> _WRITTEN EXERCISE_:
Some lines in the records below may hold the word "corrales"; give the number of those lines and nothing else.

> _MATERIAL PROVIDED_:
━━━━━━

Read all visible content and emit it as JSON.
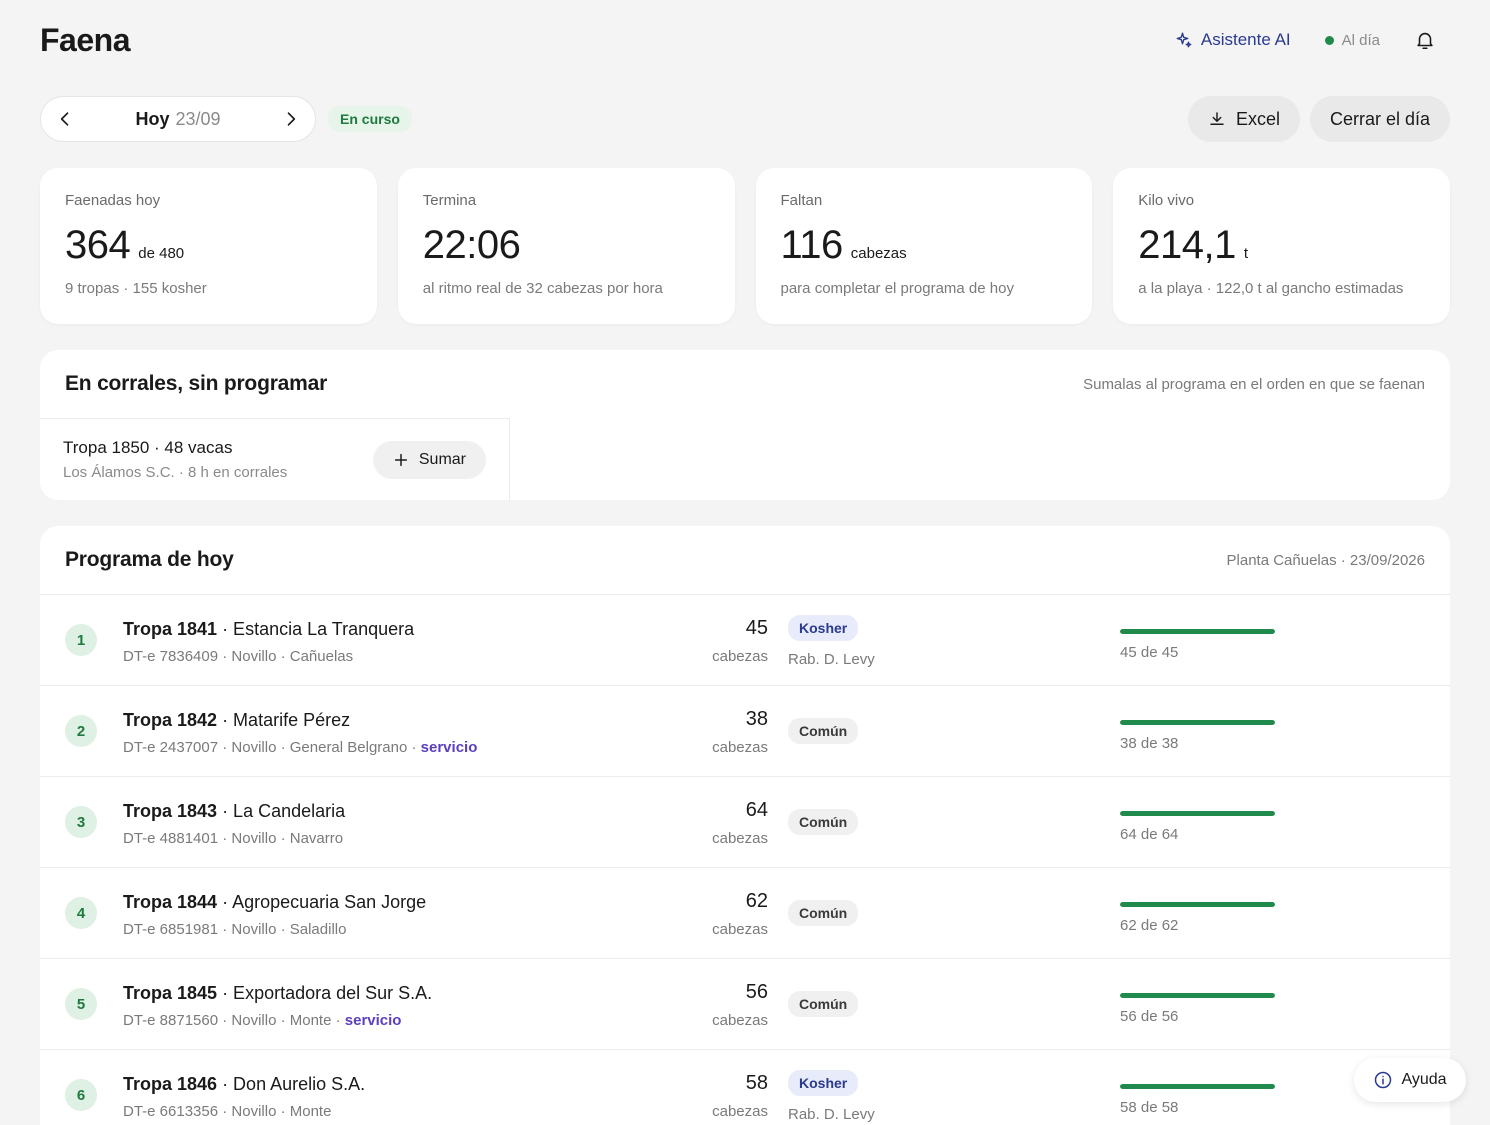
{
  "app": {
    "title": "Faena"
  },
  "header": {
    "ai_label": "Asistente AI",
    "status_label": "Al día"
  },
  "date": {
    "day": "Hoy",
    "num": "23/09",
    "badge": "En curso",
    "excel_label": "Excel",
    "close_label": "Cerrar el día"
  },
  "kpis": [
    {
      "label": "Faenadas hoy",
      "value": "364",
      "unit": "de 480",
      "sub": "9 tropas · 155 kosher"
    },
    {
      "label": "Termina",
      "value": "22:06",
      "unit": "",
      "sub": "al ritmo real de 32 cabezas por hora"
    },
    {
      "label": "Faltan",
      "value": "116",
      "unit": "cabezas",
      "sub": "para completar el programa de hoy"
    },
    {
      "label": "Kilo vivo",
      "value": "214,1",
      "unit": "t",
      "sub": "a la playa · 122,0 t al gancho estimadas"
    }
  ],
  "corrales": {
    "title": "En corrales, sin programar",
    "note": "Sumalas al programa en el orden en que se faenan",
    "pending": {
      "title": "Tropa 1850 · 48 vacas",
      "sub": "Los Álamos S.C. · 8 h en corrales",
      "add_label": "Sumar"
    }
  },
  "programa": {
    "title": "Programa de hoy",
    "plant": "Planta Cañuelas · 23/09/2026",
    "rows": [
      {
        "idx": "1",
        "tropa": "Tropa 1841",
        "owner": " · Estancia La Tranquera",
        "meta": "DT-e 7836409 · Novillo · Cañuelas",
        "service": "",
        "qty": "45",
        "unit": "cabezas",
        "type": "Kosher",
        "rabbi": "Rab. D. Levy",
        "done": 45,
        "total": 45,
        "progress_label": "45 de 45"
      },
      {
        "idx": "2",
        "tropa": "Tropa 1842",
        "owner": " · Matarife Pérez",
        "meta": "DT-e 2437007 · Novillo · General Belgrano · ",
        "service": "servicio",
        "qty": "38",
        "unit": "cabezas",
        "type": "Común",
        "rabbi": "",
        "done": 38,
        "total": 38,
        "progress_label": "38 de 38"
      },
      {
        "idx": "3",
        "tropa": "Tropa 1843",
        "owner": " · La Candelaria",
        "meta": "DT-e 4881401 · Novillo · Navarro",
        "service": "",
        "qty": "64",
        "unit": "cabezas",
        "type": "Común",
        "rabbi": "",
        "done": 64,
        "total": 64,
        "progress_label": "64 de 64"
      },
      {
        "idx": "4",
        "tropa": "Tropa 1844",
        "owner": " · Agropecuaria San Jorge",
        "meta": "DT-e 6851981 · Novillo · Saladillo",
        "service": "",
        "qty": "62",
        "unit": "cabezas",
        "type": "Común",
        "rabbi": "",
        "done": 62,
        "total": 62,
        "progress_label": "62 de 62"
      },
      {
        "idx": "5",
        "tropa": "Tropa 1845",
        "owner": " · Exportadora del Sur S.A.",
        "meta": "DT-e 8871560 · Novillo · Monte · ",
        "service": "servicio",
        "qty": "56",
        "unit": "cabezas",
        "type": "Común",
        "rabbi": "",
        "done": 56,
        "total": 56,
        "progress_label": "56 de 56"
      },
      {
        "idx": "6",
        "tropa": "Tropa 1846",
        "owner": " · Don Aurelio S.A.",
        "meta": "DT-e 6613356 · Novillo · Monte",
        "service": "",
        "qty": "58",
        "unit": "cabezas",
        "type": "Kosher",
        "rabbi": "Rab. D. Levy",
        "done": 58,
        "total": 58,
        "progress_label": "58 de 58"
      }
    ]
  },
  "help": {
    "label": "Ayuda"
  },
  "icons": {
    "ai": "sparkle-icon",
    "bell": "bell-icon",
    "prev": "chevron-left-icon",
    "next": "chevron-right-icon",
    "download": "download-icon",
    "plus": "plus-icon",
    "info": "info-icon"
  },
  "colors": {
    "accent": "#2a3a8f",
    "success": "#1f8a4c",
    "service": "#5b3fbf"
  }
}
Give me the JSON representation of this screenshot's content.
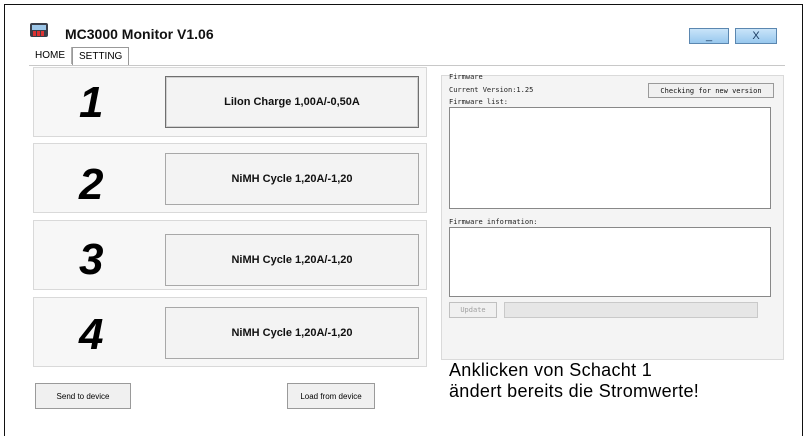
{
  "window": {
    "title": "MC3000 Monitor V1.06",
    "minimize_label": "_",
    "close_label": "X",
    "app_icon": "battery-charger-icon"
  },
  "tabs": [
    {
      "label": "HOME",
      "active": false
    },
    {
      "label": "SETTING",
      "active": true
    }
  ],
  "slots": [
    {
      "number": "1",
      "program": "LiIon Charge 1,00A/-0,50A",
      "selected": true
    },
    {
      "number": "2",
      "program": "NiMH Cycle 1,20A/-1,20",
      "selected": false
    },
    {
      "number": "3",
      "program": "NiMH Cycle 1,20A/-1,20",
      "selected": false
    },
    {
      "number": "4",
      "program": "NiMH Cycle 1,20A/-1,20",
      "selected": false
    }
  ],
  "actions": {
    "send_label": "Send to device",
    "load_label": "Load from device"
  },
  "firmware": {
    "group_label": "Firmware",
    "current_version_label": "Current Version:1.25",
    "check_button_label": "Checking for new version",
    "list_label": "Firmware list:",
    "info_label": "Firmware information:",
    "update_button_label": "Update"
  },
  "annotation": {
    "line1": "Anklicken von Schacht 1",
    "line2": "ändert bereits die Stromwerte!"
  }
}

━━━━━━

> _FINAL RESULT_:
3